Stored dataset items:
####################

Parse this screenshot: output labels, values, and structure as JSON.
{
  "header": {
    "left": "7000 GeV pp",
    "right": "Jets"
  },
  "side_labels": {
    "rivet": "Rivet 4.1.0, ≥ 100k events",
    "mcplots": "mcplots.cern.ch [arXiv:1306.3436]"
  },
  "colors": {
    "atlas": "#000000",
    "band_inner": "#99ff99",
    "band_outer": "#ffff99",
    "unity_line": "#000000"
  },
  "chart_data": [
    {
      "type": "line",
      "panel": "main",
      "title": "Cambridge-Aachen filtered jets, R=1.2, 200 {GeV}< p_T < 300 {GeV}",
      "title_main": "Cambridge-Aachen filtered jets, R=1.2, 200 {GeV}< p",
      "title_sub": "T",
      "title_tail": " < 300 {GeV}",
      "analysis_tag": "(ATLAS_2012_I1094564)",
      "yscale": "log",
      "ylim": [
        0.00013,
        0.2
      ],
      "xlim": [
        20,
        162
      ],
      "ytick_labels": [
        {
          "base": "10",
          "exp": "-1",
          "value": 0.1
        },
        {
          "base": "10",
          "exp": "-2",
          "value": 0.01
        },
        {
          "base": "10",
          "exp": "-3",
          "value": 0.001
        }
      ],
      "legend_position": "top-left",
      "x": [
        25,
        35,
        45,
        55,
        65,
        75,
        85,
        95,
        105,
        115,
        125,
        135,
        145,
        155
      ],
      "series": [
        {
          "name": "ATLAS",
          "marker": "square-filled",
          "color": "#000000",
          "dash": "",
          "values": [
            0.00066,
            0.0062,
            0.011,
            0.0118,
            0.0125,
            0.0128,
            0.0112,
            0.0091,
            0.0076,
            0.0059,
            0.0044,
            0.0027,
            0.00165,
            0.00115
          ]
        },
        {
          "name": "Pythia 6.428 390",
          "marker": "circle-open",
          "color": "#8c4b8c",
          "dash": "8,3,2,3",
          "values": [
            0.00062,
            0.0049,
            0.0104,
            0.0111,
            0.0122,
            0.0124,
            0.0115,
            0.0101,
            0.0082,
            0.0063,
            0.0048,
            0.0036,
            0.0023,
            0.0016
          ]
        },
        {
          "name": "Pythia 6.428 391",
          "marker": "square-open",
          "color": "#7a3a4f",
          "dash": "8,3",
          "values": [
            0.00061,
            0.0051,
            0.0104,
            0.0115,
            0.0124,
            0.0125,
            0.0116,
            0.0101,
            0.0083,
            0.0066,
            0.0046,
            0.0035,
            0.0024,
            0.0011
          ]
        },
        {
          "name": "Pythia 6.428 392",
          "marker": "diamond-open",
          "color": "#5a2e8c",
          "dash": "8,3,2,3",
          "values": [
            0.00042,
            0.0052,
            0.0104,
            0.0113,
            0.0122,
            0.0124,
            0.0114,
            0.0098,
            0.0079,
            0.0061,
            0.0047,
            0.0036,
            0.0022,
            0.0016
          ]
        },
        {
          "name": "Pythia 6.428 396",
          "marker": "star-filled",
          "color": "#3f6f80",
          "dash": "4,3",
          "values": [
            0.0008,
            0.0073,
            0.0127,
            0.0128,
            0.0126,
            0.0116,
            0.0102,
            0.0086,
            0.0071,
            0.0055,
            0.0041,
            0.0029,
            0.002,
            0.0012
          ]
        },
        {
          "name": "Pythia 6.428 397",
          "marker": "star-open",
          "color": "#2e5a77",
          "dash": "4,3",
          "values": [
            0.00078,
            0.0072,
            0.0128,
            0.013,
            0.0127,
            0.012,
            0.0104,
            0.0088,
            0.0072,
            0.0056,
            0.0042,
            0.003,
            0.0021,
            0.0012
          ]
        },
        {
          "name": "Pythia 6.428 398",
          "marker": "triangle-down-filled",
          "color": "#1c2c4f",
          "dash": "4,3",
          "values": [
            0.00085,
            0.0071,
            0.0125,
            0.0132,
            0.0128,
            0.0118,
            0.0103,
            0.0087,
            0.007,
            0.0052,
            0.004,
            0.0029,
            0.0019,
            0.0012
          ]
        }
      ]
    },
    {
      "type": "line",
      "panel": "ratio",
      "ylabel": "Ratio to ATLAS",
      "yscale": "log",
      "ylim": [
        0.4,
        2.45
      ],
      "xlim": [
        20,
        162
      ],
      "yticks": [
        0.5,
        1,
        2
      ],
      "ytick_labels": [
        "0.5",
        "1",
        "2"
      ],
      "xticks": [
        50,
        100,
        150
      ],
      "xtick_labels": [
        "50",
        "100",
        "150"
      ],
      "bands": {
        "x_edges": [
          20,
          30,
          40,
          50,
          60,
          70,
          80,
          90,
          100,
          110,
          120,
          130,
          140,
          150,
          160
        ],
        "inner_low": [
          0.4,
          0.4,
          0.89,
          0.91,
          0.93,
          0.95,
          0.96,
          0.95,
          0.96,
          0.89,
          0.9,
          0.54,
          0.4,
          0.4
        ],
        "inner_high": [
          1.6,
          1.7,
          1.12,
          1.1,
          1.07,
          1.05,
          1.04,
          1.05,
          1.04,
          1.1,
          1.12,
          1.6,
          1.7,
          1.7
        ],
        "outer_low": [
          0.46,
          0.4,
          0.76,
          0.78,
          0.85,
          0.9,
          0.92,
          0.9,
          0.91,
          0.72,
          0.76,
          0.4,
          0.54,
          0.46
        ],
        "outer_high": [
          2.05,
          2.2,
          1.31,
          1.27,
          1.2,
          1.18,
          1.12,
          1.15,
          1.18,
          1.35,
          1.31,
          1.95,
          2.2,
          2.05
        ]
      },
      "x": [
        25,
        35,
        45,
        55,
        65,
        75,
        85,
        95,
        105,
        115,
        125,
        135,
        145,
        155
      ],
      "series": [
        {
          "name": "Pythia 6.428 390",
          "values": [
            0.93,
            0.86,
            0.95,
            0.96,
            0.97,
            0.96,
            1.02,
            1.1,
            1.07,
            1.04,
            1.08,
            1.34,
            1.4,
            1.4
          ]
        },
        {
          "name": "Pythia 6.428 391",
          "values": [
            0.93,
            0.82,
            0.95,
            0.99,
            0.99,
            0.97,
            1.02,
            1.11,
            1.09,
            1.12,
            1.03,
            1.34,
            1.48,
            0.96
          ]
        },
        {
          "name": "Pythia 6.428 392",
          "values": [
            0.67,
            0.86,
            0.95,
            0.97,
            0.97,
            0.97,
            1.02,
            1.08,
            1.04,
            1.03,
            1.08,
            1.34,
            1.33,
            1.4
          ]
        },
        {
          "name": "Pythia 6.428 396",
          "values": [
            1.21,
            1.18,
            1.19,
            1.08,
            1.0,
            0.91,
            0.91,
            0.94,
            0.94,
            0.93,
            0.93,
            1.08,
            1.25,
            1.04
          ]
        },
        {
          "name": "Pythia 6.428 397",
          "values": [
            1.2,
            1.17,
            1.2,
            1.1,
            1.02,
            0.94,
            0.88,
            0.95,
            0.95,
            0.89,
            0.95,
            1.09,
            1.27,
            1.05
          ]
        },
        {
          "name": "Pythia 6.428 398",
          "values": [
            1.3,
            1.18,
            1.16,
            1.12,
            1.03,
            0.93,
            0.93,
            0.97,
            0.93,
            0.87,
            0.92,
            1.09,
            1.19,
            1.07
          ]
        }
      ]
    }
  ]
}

####################

WHAT YOU ARE ASKED TO DO =
Take the listing above and write it out again exactly.

RESPONSE TO THIS TASK =
Parse this screenshot: output labels, values, and structure as JSON.
{
  "header": {
    "left": "7000 GeV pp",
    "right": "Jets"
  },
  "side_labels": {
    "rivet": "Rivet 4.1.0, ≥ 100k events",
    "mcplots": "mcplots.cern.ch [arXiv:1306.3436]"
  },
  "colors": {
    "atlas": "#000000",
    "band_inner": "#99ff99",
    "band_outer": "#ffff99",
    "unity_line": "#000000"
  },
  "chart_data": [
    {
      "type": "line",
      "panel": "main",
      "title": "Cambridge-Aachen filtered jets, R=1.2, 200 {GeV}< p_T < 300 {GeV}",
      "title_main": "Cambridge-Aachen filtered jets, R=1.2, 200 {GeV}< p",
      "title_sub": "T",
      "title_tail": " < 300 {GeV}",
      "analysis_tag": "(ATLAS_2012_I1094564)",
      "yscale": "log",
      "ylim": [
        0.00013,
        0.2
      ],
      "xlim": [
        20,
        162
      ],
      "ytick_labels": [
        {
          "base": "10",
          "exp": "-1",
          "value": 0.1
        },
        {
          "base": "10",
          "exp": "-2",
          "value": 0.01
        },
        {
          "base": "10",
          "exp": "-3",
          "value": 0.001
        }
      ],
      "legend_position": "top-left",
      "x": [
        25,
        35,
        45,
        55,
        65,
        75,
        85,
        95,
        105,
        115,
        125,
        135,
        145,
        155
      ],
      "series": [
        {
          "name": "ATLAS",
          "marker": "square-filled",
          "color": "#000000",
          "dash": "",
          "values": [
            0.00066,
            0.0062,
            0.011,
            0.0118,
            0.0125,
            0.0128,
            0.0112,
            0.0091,
            0.0076,
            0.0059,
            0.0044,
            0.0027,
            0.00165,
            0.00115
          ]
        },
        {
          "name": "Pythia 6.428 390",
          "marker": "circle-open",
          "color": "#8c4b8c",
          "dash": "8,3,2,3",
          "values": [
            0.00062,
            0.0049,
            0.0104,
            0.0111,
            0.0122,
            0.0124,
            0.0115,
            0.0101,
            0.0082,
            0.0063,
            0.0048,
            0.0036,
            0.0023,
            0.0016
          ]
        },
        {
          "name": "Pythia 6.428 391",
          "marker": "square-open",
          "color": "#7a3a4f",
          "dash": "8,3",
          "values": [
            0.00061,
            0.0051,
            0.0104,
            0.0115,
            0.0124,
            0.0125,
            0.0116,
            0.0101,
            0.0083,
            0.0066,
            0.0046,
            0.0035,
            0.0024,
            0.0011
          ]
        },
        {
          "name": "Pythia 6.428 392",
          "marker": "diamond-open",
          "color": "#5a2e8c",
          "dash": "8,3,2,3",
          "values": [
            0.00042,
            0.0052,
            0.0104,
            0.0113,
            0.0122,
            0.0124,
            0.0114,
            0.0098,
            0.0079,
            0.0061,
            0.0047,
            0.0036,
            0.0022,
            0.0016
          ]
        },
        {
          "name": "Pythia 6.428 396",
          "marker": "star-filled",
          "color": "#3f6f80",
          "dash": "4,3",
          "values": [
            0.0008,
            0.0073,
            0.0127,
            0.0128,
            0.0126,
            0.0116,
            0.0102,
            0.0086,
            0.0071,
            0.0055,
            0.0041,
            0.0029,
            0.002,
            0.0012
          ]
        },
        {
          "name": "Pythia 6.428 397",
          "marker": "star-open",
          "color": "#2e5a77",
          "dash": "4,3",
          "values": [
            0.00078,
            0.0072,
            0.0128,
            0.013,
            0.0127,
            0.012,
            0.0104,
            0.0088,
            0.0072,
            0.0056,
            0.0042,
            0.003,
            0.0021,
            0.0012
          ]
        },
        {
          "name": "Pythia 6.428 398",
          "marker": "triangle-down-filled",
          "color": "#1c2c4f",
          "dash": "4,3",
          "values": [
            0.00085,
            0.0071,
            0.0125,
            0.0132,
            0.0128,
            0.0118,
            0.0103,
            0.0087,
            0.007,
            0.0052,
            0.004,
            0.0029,
            0.0019,
            0.0012
          ]
        }
      ]
    },
    {
      "type": "line",
      "panel": "ratio",
      "ylabel": "Ratio to ATLAS",
      "yscale": "log",
      "ylim": [
        0.4,
        2.45
      ],
      "xlim": [
        20,
        162
      ],
      "yticks": [
        0.5,
        1,
        2
      ],
      "ytick_labels": [
        "0.5",
        "1",
        "2"
      ],
      "xticks": [
        50,
        100,
        150
      ],
      "xtick_labels": [
        "50",
        "100",
        "150"
      ],
      "bands": {
        "x_edges": [
          20,
          30,
          40,
          50,
          60,
          70,
          80,
          90,
          100,
          110,
          120,
          130,
          140,
          150,
          160
        ],
        "inner_low": [
          0.4,
          0.4,
          0.89,
          0.91,
          0.93,
          0.95,
          0.96,
          0.95,
          0.96,
          0.89,
          0.9,
          0.54,
          0.4,
          0.4
        ],
        "inner_high": [
          1.6,
          1.7,
          1.12,
          1.1,
          1.07,
          1.05,
          1.04,
          1.05,
          1.04,
          1.1,
          1.12,
          1.6,
          1.7,
          1.7
        ],
        "outer_low": [
          0.46,
          0.4,
          0.76,
          0.78,
          0.85,
          0.9,
          0.92,
          0.9,
          0.91,
          0.72,
          0.76,
          0.4,
          0.54,
          0.46
        ],
        "outer_high": [
          2.05,
          2.2,
          1.31,
          1.27,
          1.2,
          1.18,
          1.12,
          1.15,
          1.18,
          1.35,
          1.31,
          1.95,
          2.2,
          2.05
        ]
      },
      "x": [
        25,
        35,
        45,
        55,
        65,
        75,
        85,
        95,
        105,
        115,
        125,
        135,
        145,
        155
      ],
      "series": [
        {
          "name": "Pythia 6.428 390",
          "values": [
            0.93,
            0.86,
            0.95,
            0.96,
            0.97,
            0.96,
            1.02,
            1.1,
            1.07,
            1.04,
            1.08,
            1.34,
            1.4,
            1.4
          ]
        },
        {
          "name": "Pythia 6.428 391",
          "values": [
            0.93,
            0.82,
            0.95,
            0.99,
            0.99,
            0.97,
            1.02,
            1.11,
            1.09,
            1.12,
            1.03,
            1.34,
            1.48,
            0.96
          ]
        },
        {
          "name": "Pythia 6.428 392",
          "values": [
            0.67,
            0.86,
            0.95,
            0.97,
            0.97,
            0.97,
            1.02,
            1.08,
            1.04,
            1.03,
            1.08,
            1.34,
            1.33,
            1.4
          ]
        },
        {
          "name": "Pythia 6.428 396",
          "values": [
            1.21,
            1.18,
            1.19,
            1.08,
            1.0,
            0.91,
            0.91,
            0.94,
            0.94,
            0.93,
            0.93,
            1.08,
            1.25,
            1.04
          ]
        },
        {
          "name": "Pythia 6.428 397",
          "values": [
            1.2,
            1.17,
            1.2,
            1.1,
            1.02,
            0.94,
            0.88,
            0.95,
            0.95,
            0.89,
            0.95,
            1.09,
            1.27,
            1.05
          ]
        },
        {
          "name": "Pythia 6.428 398",
          "values": [
            1.3,
            1.18,
            1.16,
            1.12,
            1.03,
            0.93,
            0.93,
            0.97,
            0.93,
            0.87,
            0.92,
            1.09,
            1.19,
            1.07
          ]
        }
      ]
    }
  ]
}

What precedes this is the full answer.